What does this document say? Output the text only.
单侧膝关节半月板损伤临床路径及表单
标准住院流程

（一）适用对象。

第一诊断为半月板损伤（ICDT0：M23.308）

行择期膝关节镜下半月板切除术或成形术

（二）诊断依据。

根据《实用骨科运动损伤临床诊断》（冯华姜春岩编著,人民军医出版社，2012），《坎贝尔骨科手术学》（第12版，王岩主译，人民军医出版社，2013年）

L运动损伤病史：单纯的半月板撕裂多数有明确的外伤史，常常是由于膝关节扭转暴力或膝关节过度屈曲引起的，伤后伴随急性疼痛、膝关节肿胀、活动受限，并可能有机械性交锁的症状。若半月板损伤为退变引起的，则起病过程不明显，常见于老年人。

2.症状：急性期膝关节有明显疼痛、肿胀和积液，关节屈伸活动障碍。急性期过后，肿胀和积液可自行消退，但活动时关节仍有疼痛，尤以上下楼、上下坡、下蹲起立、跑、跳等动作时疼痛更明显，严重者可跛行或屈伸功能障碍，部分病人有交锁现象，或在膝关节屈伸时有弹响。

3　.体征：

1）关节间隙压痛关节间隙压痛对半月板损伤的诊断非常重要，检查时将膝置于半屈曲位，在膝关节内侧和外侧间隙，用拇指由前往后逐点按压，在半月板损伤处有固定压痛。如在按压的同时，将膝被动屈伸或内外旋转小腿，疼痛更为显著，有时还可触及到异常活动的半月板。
******************************
## The task
Extract the complete listing above, reproducing each line exactly.

## Result for this exercise
What does this document say? Output the text only.
单侧膝关节半月板损伤临床路径及表单
标准住院流程

（一）适用对象。

第一诊断为半月板损伤（ICDT0：M23.308）

行择期膝关节镜下半月板切除术或成形术

（二）诊断依据。

根据《实用骨科运动损伤临床诊断》（冯华姜春岩编著,人民军医出版社，2012），《坎贝尔骨科手术学》（第12版，王岩主译，人民军医出版社，2013年）

L运动损伤病史：单纯的半月板撕裂多数有明确的外伤史，常常是由于膝关节扭转暴力或膝关节过度屈曲引起的，伤后伴随急性疼痛、膝关节肿胀、活动受限，并可能有机械性交锁的症状。若半月板损伤为退变引起的，则起病过程不明显，常见于老年人。

2.症状：急性期膝关节有明显疼痛、肿胀和积液，关节屈伸活动障碍。急性期过后，肿胀和积液可自行消退，但活动时关节仍有疼痛，尤以上下楼、上下坡、下蹲起立、跑、跳等动作时疼痛更明显，严重者可跛行或屈伸功能障碍，部分病人有交锁现象，或在膝关节屈伸时有弹响。

3　.体征：

1）关节间隙压痛关节间隙压痛对半月板损伤的诊断非常重要，检查时将膝置于半屈曲位，在膝关节内侧和外侧间隙，用拇指由前往后逐点按压，在半月板损伤处有固定压痛。如在按压的同时，将膝被动屈伸或内外旋转小腿，疼痛更为显著，有时还可触及到异常活动的半月板。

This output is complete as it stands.